• _WHAT NEEDS TO BE DONE_: Every entry that follows should be reproduced exactly.

• _RECORDS FOR PROCESSING_:
▽

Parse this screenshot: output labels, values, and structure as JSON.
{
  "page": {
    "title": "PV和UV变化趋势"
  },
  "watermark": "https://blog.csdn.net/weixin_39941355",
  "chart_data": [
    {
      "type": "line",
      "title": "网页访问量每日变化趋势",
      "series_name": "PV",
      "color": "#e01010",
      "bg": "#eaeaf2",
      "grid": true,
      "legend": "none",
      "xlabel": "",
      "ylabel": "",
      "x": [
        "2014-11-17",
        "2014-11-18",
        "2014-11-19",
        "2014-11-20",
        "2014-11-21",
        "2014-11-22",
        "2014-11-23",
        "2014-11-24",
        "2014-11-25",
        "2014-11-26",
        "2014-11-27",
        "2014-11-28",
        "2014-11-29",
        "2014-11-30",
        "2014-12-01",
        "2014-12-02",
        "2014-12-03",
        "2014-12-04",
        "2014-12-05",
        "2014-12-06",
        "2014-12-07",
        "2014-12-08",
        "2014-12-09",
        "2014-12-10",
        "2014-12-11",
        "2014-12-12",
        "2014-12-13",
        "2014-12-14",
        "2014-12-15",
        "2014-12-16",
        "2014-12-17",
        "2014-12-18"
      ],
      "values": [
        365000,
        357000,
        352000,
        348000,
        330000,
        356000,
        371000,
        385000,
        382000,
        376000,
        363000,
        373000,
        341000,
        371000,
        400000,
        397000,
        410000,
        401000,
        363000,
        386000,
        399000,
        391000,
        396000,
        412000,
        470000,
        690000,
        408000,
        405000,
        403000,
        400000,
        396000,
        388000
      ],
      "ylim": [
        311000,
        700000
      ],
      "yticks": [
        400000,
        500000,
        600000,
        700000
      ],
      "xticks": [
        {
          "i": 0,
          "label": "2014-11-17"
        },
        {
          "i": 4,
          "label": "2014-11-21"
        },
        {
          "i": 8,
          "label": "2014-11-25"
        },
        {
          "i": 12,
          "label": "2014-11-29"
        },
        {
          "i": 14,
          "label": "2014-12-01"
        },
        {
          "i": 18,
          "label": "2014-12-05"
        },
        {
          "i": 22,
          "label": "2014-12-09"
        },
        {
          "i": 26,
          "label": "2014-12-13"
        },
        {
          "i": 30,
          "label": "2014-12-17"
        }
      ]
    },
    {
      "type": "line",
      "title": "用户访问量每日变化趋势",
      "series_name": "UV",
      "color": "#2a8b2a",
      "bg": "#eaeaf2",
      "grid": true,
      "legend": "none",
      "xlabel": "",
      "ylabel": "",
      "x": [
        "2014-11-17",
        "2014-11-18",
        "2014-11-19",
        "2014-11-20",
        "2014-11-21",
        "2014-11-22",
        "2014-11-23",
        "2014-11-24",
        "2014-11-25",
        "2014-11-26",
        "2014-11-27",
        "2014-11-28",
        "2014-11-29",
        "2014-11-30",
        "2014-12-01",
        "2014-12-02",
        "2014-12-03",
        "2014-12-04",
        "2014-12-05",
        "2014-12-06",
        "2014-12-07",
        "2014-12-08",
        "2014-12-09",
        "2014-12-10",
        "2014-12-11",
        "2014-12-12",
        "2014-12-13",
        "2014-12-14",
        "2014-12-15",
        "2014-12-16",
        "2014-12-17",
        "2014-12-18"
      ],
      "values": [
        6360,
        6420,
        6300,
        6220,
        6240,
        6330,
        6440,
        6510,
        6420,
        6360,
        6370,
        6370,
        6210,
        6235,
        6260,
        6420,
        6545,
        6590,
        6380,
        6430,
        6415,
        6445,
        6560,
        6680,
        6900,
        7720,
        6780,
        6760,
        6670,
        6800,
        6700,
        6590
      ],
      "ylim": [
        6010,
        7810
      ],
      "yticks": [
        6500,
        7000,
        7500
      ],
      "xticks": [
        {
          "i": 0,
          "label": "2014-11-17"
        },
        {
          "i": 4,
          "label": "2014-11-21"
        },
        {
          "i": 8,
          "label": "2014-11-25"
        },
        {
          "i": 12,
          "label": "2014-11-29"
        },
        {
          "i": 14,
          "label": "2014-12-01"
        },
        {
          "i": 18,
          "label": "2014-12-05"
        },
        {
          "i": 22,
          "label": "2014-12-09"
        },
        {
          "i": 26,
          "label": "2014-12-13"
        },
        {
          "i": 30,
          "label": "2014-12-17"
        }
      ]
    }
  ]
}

△

• _FINISHED ANSWER_:
Parse this screenshot: output labels, values, and structure as JSON.
{
  "page": {
    "title": "PV和UV变化趋势"
  },
  "watermark": "https://blog.csdn.net/weixin_39941355",
  "chart_data": [
    {
      "type": "line",
      "title": "网页访问量每日变化趋势",
      "series_name": "PV",
      "color": "#e01010",
      "bg": "#eaeaf2",
      "grid": true,
      "legend": "none",
      "xlabel": "",
      "ylabel": "",
      "x": [
        "2014-11-17",
        "2014-11-18",
        "2014-11-19",
        "2014-11-20",
        "2014-11-21",
        "2014-11-22",
        "2014-11-23",
        "2014-11-24",
        "2014-11-25",
        "2014-11-26",
        "2014-11-27",
        "2014-11-28",
        "2014-11-29",
        "2014-11-30",
        "2014-12-01",
        "2014-12-02",
        "2014-12-03",
        "2014-12-04",
        "2014-12-05",
        "2014-12-06",
        "2014-12-07",
        "2014-12-08",
        "2014-12-09",
        "2014-12-10",
        "2014-12-11",
        "2014-12-12",
        "2014-12-13",
        "2014-12-14",
        "2014-12-15",
        "2014-12-16",
        "2014-12-17",
        "2014-12-18"
      ],
      "values": [
        365000,
        357000,
        352000,
        348000,
        330000,
        356000,
        371000,
        385000,
        382000,
        376000,
        363000,
        373000,
        341000,
        371000,
        400000,
        397000,
        410000,
        401000,
        363000,
        386000,
        399000,
        391000,
        396000,
        412000,
        470000,
        690000,
        408000,
        405000,
        403000,
        400000,
        396000,
        388000
      ],
      "ylim": [
        311000,
        700000
      ],
      "yticks": [
        400000,
        500000,
        600000,
        700000
      ],
      "xticks": [
        {
          "i": 0,
          "label": "2014-11-17"
        },
        {
          "i": 4,
          "label": "2014-11-21"
        },
        {
          "i": 8,
          "label": "2014-11-25"
        },
        {
          "i": 12,
          "label": "2014-11-29"
        },
        {
          "i": 14,
          "label": "2014-12-01"
        },
        {
          "i": 18,
          "label": "2014-12-05"
        },
        {
          "i": 22,
          "label": "2014-12-09"
        },
        {
          "i": 26,
          "label": "2014-12-13"
        },
        {
          "i": 30,
          "label": "2014-12-17"
        }
      ]
    },
    {
      "type": "line",
      "title": "用户访问量每日变化趋势",
      "series_name": "UV",
      "color": "#2a8b2a",
      "bg": "#eaeaf2",
      "grid": true,
      "legend": "none",
      "xlabel": "",
      "ylabel": "",
      "x": [
        "2014-11-17",
        "2014-11-18",
        "2014-11-19",
        "2014-11-20",
        "2014-11-21",
        "2014-11-22",
        "2014-11-23",
        "2014-11-24",
        "2014-11-25",
        "2014-11-26",
        "2014-11-27",
        "2014-11-28",
        "2014-11-29",
        "2014-11-30",
        "2014-12-01",
        "2014-12-02",
        "2014-12-03",
        "2014-12-04",
        "2014-12-05",
        "2014-12-06",
        "2014-12-07",
        "2014-12-08",
        "2014-12-09",
        "2014-12-10",
        "2014-12-11",
        "2014-12-12",
        "2014-12-13",
        "2014-12-14",
        "2014-12-15",
        "2014-12-16",
        "2014-12-17",
        "2014-12-18"
      ],
      "values": [
        6360,
        6420,
        6300,
        6220,
        6240,
        6330,
        6440,
        6510,
        6420,
        6360,
        6370,
        6370,
        6210,
        6235,
        6260,
        6420,
        6545,
        6590,
        6380,
        6430,
        6415,
        6445,
        6560,
        6680,
        6900,
        7720,
        6780,
        6760,
        6670,
        6800,
        6700,
        6590
      ],
      "ylim": [
        6010,
        7810
      ],
      "yticks": [
        6500,
        7000,
        7500
      ],
      "xticks": [
        {
          "i": 0,
          "label": "2014-11-17"
        },
        {
          "i": 4,
          "label": "2014-11-21"
        },
        {
          "i": 8,
          "label": "2014-11-25"
        },
        {
          "i": 12,
          "label": "2014-11-29"
        },
        {
          "i": 14,
          "label": "2014-12-01"
        },
        {
          "i": 18,
          "label": "2014-12-05"
        },
        {
          "i": 22,
          "label": "2014-12-09"
        },
        {
          "i": 26,
          "label": "2014-12-13"
        },
        {
          "i": 30,
          "label": "2014-12-17"
        }
      ]
    }
  ]
}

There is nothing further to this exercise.